(Data items)
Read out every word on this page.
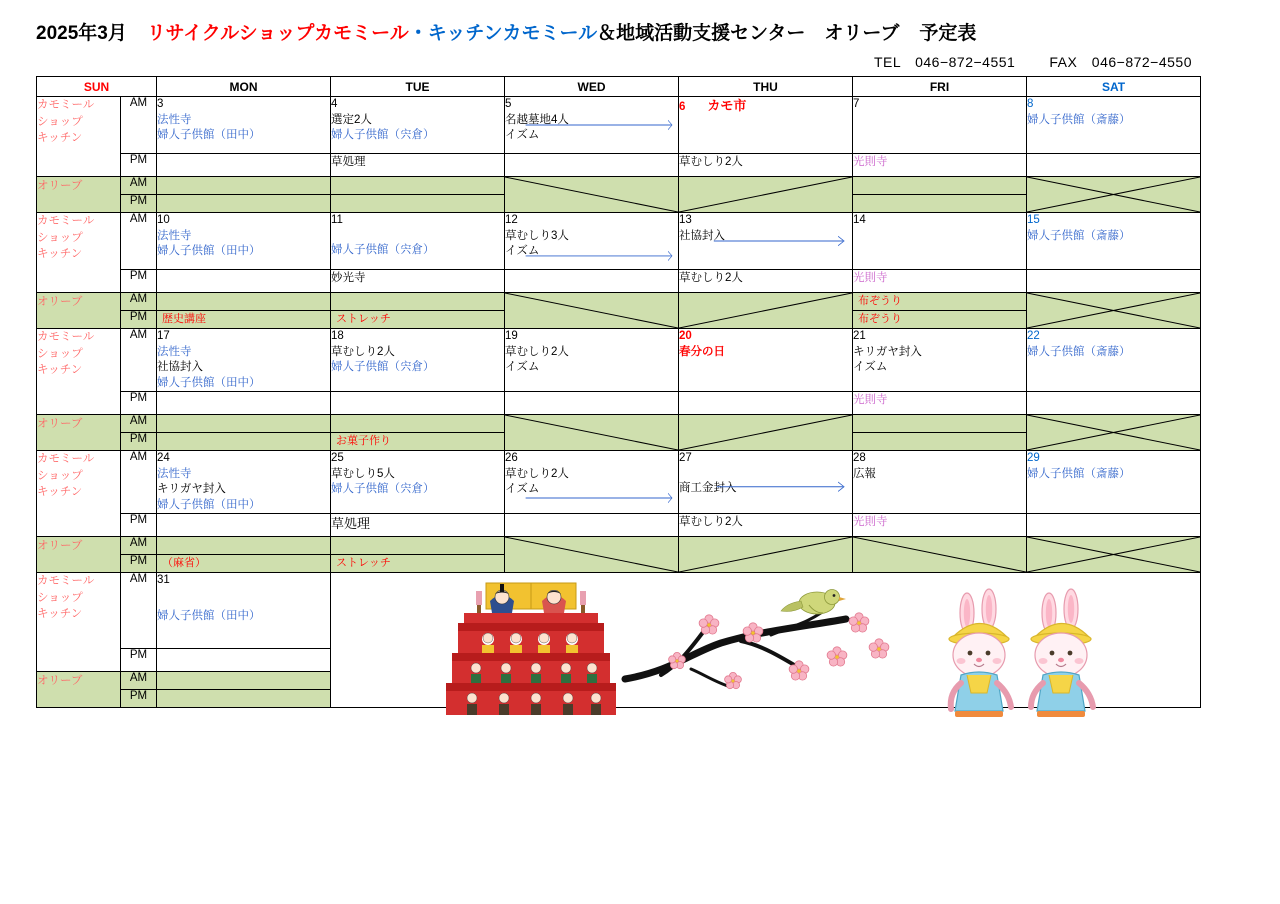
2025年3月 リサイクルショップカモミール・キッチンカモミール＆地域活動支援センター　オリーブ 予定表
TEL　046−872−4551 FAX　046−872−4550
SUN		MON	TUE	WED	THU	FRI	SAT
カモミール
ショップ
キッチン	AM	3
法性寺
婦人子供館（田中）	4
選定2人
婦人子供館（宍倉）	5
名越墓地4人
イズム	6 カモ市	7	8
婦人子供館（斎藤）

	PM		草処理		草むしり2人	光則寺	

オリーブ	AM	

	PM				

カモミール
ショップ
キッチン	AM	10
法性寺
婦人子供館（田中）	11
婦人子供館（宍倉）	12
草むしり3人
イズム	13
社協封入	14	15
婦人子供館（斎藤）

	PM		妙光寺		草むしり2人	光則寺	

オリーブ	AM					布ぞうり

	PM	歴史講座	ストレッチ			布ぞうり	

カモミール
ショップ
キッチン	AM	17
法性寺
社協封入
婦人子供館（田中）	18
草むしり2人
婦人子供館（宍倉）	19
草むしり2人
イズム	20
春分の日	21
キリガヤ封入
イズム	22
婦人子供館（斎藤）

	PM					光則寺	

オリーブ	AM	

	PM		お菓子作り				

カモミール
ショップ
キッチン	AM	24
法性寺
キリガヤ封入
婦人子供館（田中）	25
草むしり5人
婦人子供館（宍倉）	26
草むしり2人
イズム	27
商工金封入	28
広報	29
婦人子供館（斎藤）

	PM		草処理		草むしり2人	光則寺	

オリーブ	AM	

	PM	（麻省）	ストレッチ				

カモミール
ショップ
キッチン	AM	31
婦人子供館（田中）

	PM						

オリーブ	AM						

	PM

> **The request**: Exclude the images and reproduce the remaining data exactly.

> **Task solution**:
Read out every word on this page.
2025年3月 リサイクルショップカモミール・キッチンカモミール＆地域活動支援センター　オリーブ 予定表
TEL　046−872−4551 FAX　046−872−4550
SUN		MON	TUE	WED	THU	FRI	SAT
カモミール
ショップ
キッチン	AM	3
法性寺
婦人子供館（田中）	4
選定2人
婦人子供館（宍倉）	5
名越墓地4人
イズム	6 カモ市	7	8
婦人子供館（斎藤）

	PM		草処理		草むしり2人	光則寺	

オリーブ	AM	

	PM				

カモミール
ショップ
キッチン	AM	10
法性寺
婦人子供館（田中）	11
婦人子供館（宍倉）	12
草むしり3人
イズム	13
社協封入	14	15
婦人子供館（斎藤）

	PM		妙光寺		草むしり2人	光則寺	

オリーブ	AM					布ぞうり

	PM	歴史講座	ストレッチ			布ぞうり	

カモミール
ショップ
キッチン	AM	17
法性寺
社協封入
婦人子供館（田中）	18
草むしり2人
婦人子供館（宍倉）	19
草むしり2人
イズム	20
春分の日	21
キリガヤ封入
イズム	22
婦人子供館（斎藤）

	PM					光則寺	

オリーブ	AM	

	PM		お菓子作り				

カモミール
ショップ
キッチン	AM	24
法性寺
キリガヤ封入
婦人子供館（田中）	25
草むしり5人
婦人子供館（宍倉）	26
草むしり2人
イズム	27
商工金封入	28
広報	29
婦人子供館（斎藤）

	PM		草処理		草むしり2人	光則寺	

オリーブ	AM	

	PM	（麻省）	ストレッチ				

カモミール
ショップ
キッチン	AM	31
婦人子供館（田中）

	PM						

オリーブ	AM						

	PM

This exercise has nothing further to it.